[Start]

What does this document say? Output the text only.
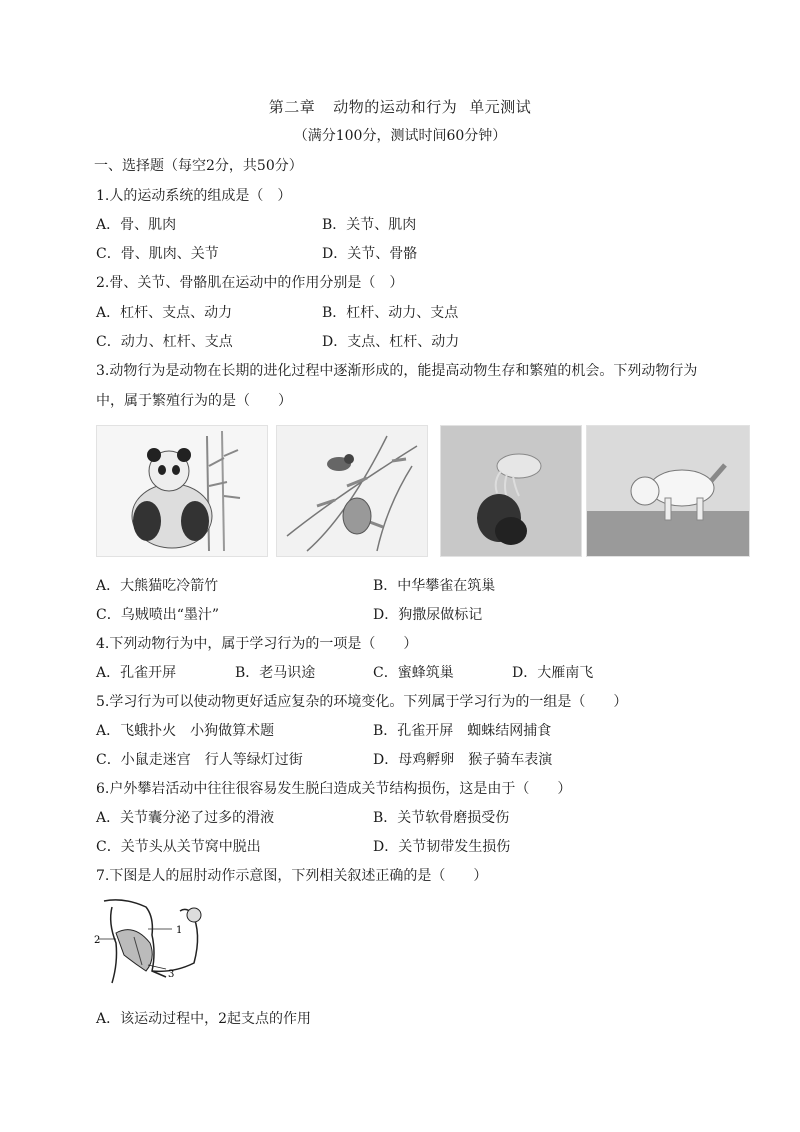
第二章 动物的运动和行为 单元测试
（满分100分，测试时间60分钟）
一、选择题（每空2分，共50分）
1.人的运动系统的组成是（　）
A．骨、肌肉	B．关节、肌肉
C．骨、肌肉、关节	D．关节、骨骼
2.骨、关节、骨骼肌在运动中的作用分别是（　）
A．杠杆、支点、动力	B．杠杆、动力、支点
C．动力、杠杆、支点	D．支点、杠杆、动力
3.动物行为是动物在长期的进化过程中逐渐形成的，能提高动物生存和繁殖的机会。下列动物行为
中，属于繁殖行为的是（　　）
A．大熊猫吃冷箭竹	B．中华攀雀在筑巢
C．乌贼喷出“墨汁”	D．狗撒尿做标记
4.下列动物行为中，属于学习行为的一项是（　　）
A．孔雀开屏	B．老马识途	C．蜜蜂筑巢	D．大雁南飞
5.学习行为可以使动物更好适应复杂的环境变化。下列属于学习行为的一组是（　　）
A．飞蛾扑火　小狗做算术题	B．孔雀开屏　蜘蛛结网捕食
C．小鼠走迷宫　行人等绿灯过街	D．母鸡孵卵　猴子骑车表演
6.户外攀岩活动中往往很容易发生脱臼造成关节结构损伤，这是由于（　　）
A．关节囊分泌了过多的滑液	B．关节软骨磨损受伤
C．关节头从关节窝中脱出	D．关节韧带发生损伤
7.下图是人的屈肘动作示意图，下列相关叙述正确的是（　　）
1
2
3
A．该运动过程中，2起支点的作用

[End]
[Start]

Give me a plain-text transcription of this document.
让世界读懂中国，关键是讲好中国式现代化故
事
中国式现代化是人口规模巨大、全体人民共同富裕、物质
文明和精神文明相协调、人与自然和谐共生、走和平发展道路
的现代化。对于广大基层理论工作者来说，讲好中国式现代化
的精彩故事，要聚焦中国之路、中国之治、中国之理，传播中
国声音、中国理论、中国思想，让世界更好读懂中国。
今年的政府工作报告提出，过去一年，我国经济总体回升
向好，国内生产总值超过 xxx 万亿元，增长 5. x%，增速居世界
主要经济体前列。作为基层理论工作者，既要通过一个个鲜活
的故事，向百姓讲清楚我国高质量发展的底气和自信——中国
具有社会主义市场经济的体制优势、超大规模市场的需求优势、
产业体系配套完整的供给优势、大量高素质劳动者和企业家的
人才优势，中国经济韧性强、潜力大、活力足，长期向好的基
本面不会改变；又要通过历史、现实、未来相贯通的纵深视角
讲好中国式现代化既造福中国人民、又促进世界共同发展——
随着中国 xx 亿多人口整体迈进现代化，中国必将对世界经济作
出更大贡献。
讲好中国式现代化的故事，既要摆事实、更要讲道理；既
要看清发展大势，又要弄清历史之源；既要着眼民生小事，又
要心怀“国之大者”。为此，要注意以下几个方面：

[End]
[Start]

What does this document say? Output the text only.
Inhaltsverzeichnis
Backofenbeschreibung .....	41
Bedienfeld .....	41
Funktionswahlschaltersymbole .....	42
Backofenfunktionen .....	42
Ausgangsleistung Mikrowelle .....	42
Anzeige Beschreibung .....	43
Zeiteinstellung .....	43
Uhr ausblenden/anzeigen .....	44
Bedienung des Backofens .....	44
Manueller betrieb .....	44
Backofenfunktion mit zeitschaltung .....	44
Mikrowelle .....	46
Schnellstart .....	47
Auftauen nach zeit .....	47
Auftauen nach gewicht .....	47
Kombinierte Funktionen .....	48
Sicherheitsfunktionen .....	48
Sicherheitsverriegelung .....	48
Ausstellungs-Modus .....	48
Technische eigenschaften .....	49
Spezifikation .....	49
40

[End]

Determine how many lines of the listing hold the word "孔雀开屏" and reply with that figure alone.

2